AIM
Write out the records that appear below, verbatim and complete, but without pictures.

INFORMATION SUPPLIED
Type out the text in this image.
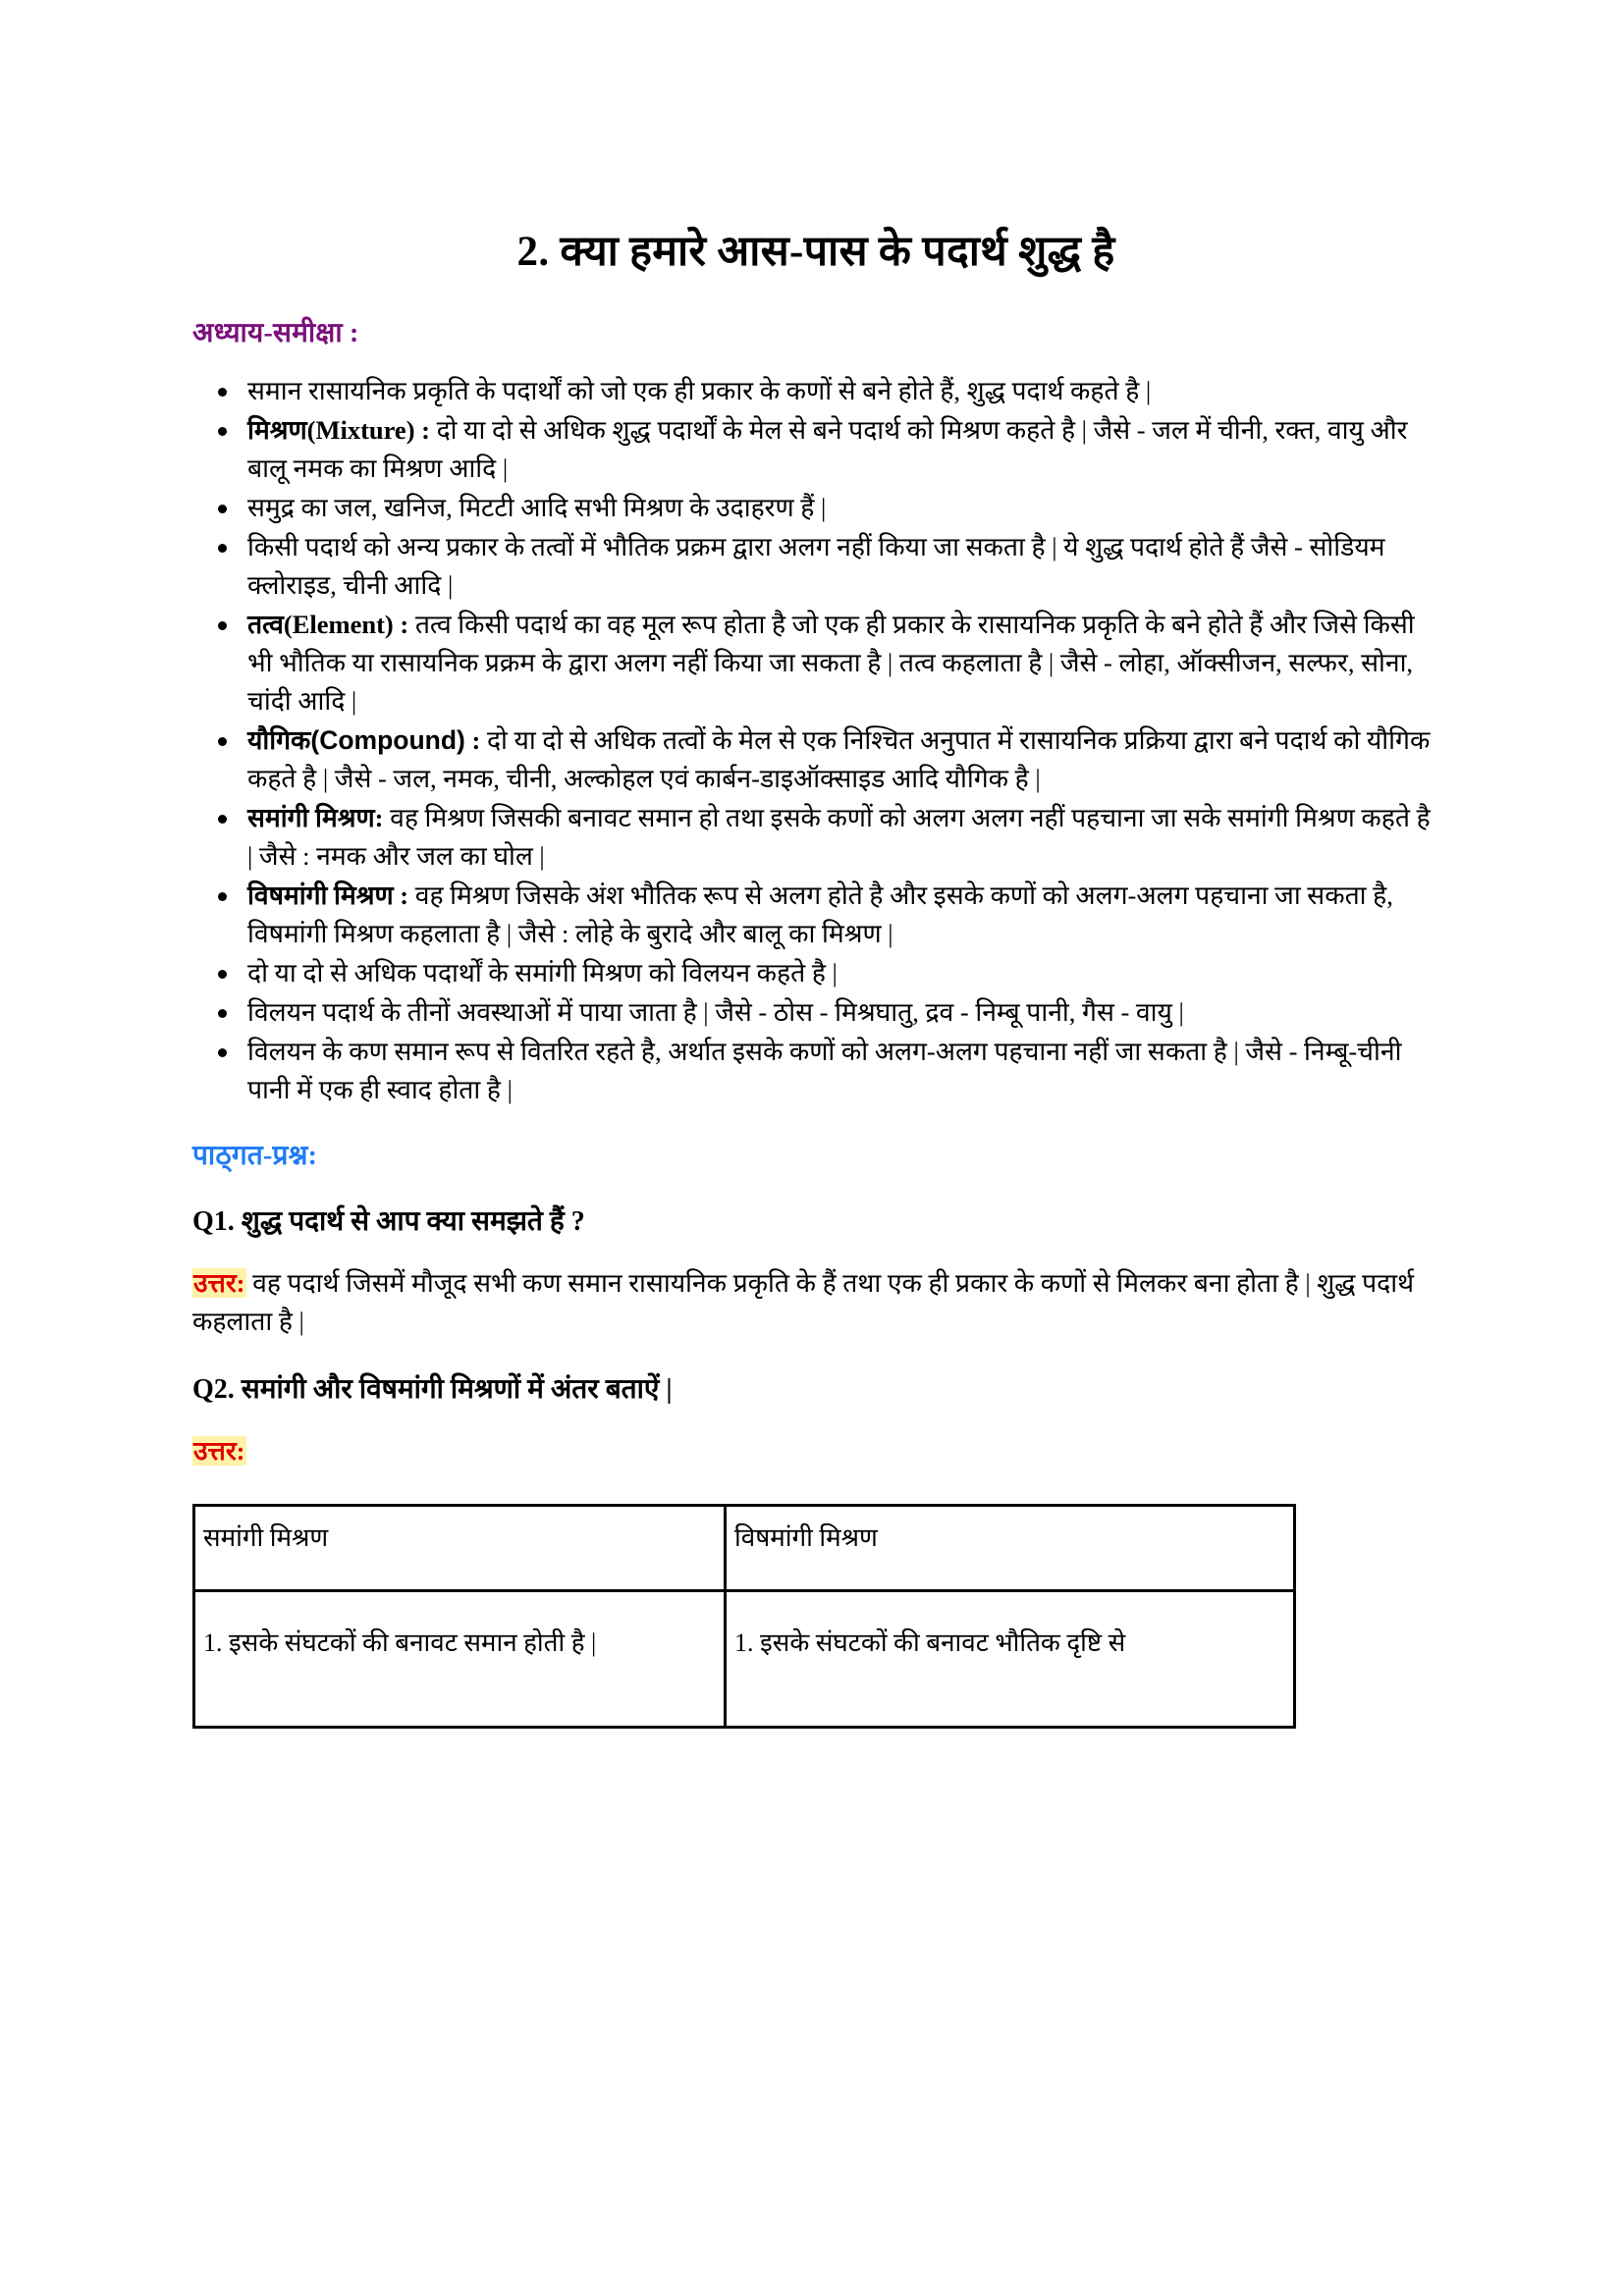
2. क्या हमारे आस-पास के पदार्थ शुद्ध है
अध्याय-समीक्षा :
समान रासायनिक प्रकृति के पदार्थों को जो एक ही प्रकार के कणों से बने होते हैं, शुद्ध पदार्थ कहते है |
मिश्रण(Mixture) : दो या दो से अधिक शुद्ध पदार्थों के मेल से बने पदार्थ को मिश्रण कहते है | जैसे - जल में चीनी, रक्त, वायु और बालू नमक का मिश्रण आदि |
समुद्र का जल, खनिज, मिटटी आदि सभी मिश्रण के उदाहरण हैं |
किसी पदार्थ को अन्य प्रकार के तत्वों में भौतिक प्रक्रम द्वारा अलग नहीं किया जा सकता है | ये शुद्ध पदार्थ होते हैं जैसे - सोडियम क्लोराइड, चीनी आदि |
तत्व(Element) : तत्व किसी पदार्थ का वह मूल रूप होता है जो एक ही प्रकार के रासायनिक प्रकृति के बने होते हैं और जिसे किसी भी भौतिक या रासायनिक प्रक्रम के द्वारा अलग नहीं किया जा सकता है | तत्व कहलाता है | जैसे - लोहा, ऑक्सीजन, सल्फर, सोना, चांदी आदि |
यौगिक(Compound) : दो या दो से अधिक तत्वों के मेल से एक निश्चित अनुपात में रासायनिक प्रक्रिया द्वारा बने पदार्थ को यौगिक कहते है | जैसे - जल, नमक, चीनी, अल्कोहल एवं कार्बन-डाइऑक्साइड आदि यौगिक है |
समांगी मिश्रण: वह मिश्रण जिसकी बनावट समान हो तथा इसके कणों को अलग अलग नहीं पहचाना जा सके समांगी मिश्रण कहते है | जैसे : नमक और जल का घोल |
विषमांगी मिश्रण : वह मिश्रण जिसके अंश भौतिक रूप से अलग होते है और इसके कणों को अलग-अलग पहचाना जा सकता है, विषमांगी मिश्रण कहलाता है | जैसे : लोहे के बुरादे और बालू का मिश्रण |
दो या दो से अधिक पदार्थों के समांगी मिश्रण को विलयन कहते है |
विलयन पदार्थ के तीनों अवस्थाओं में पाया जाता है | जैसे - ठोस - मिश्रघातु, द्रव - निम्बू पानी, गैस - वायु |
विलयन के कण समान रूप से वितरित रहते है, अर्थात इसके कणों को अलग-अलग पहचाना नहीं जा सकता है | जैसे - निम्बू-चीनी पानी में एक ही स्वाद होता है |
पाठ्गत-प्रश्न:
Q1. शुद्ध पदार्थ से आप क्या समझते हैं ?
उत्तर: वह पदार्थ जिसमें मौजूद सभी कण समान रासायनिक प्रकृति के हैं तथा एक ही प्रकार के कणों से मिलकर बना होता है | शुद्ध पदार्थ कहलाता है |
Q2. समांगी और विषमांगी मिश्रणों में अंतर बताऐं |
उत्तर:
समांगी मिश्रण	विषमांगी मिश्रण
1. इसके संघटकों की बनावट समान होती है |	1. इसके संघटकों की बनावट भौतिक दृष्टि से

ANSWER TO THE TASK
Type out the text in this image.
2. क्या हमारे आस-पास के पदार्थ शुद्ध है
अध्याय-समीक्षा :
समान रासायनिक प्रकृति के पदार्थों को जो एक ही प्रकार के कणों से बने होते हैं, शुद्ध पदार्थ कहते है |
मिश्रण(Mixture) : दो या दो से अधिक शुद्ध पदार्थों के मेल से बने पदार्थ को मिश्रण कहते है | जैसे - जल में चीनी, रक्त, वायु और बालू नमक का मिश्रण आदि |
समुद्र का जल, खनिज, मिटटी आदि सभी मिश्रण के उदाहरण हैं |
किसी पदार्थ को अन्य प्रकार के तत्वों में भौतिक प्रक्रम द्वारा अलग नहीं किया जा सकता है | ये शुद्ध पदार्थ होते हैं जैसे - सोडियम क्लोराइड, चीनी आदि |
तत्व(Element) : तत्व किसी पदार्थ का वह मूल रूप होता है जो एक ही प्रकार के रासायनिक प्रकृति के बने होते हैं और जिसे किसी भी भौतिक या रासायनिक प्रक्रम के द्वारा अलग नहीं किया जा सकता है | तत्व कहलाता है | जैसे - लोहा, ऑक्सीजन, सल्फर, सोना, चांदी आदि |
यौगिक(Compound) : दो या दो से अधिक तत्वों के मेल से एक निश्चित अनुपात में रासायनिक प्रक्रिया द्वारा बने पदार्थ को यौगिक कहते है | जैसे - जल, नमक, चीनी, अल्कोहल एवं कार्बन-डाइऑक्साइड आदि यौगिक है |
समांगी मिश्रण: वह मिश्रण जिसकी बनावट समान हो तथा इसके कणों को अलग अलग नहीं पहचाना जा सके समांगी मिश्रण कहते है | जैसे : नमक और जल का घोल |
विषमांगी मिश्रण : वह मिश्रण जिसके अंश भौतिक रूप से अलग होते है और इसके कणों को अलग-अलग पहचाना जा सकता है, विषमांगी मिश्रण कहलाता है | जैसे : लोहे के बुरादे और बालू का मिश्रण |
दो या दो से अधिक पदार्थों के समांगी मिश्रण को विलयन कहते है |
विलयन पदार्थ के तीनों अवस्थाओं में पाया जाता है | जैसे - ठोस - मिश्रघातु, द्रव - निम्बू पानी, गैस - वायु |
विलयन के कण समान रूप से वितरित रहते है, अर्थात इसके कणों को अलग-अलग पहचाना नहीं जा सकता है | जैसे - निम्बू-चीनी पानी में एक ही स्वाद होता है |
पाठ्गत-प्रश्न:
Q1. शुद्ध पदार्थ से आप क्या समझते हैं ?
उत्तर: वह पदार्थ जिसमें मौजूद सभी कण समान रासायनिक प्रकृति के हैं तथा एक ही प्रकार के कणों से मिलकर बना होता है | शुद्ध पदार्थ कहलाता है |
Q2. समांगी और विषमांगी मिश्रणों में अंतर बताऐं |
उत्तर:
समांगी मिश्रण	विषमांगी मिश्रण
1. इसके संघटकों की बनावट समान होती है |	1. इसके संघटकों की बनावट भौतिक दृष्टि से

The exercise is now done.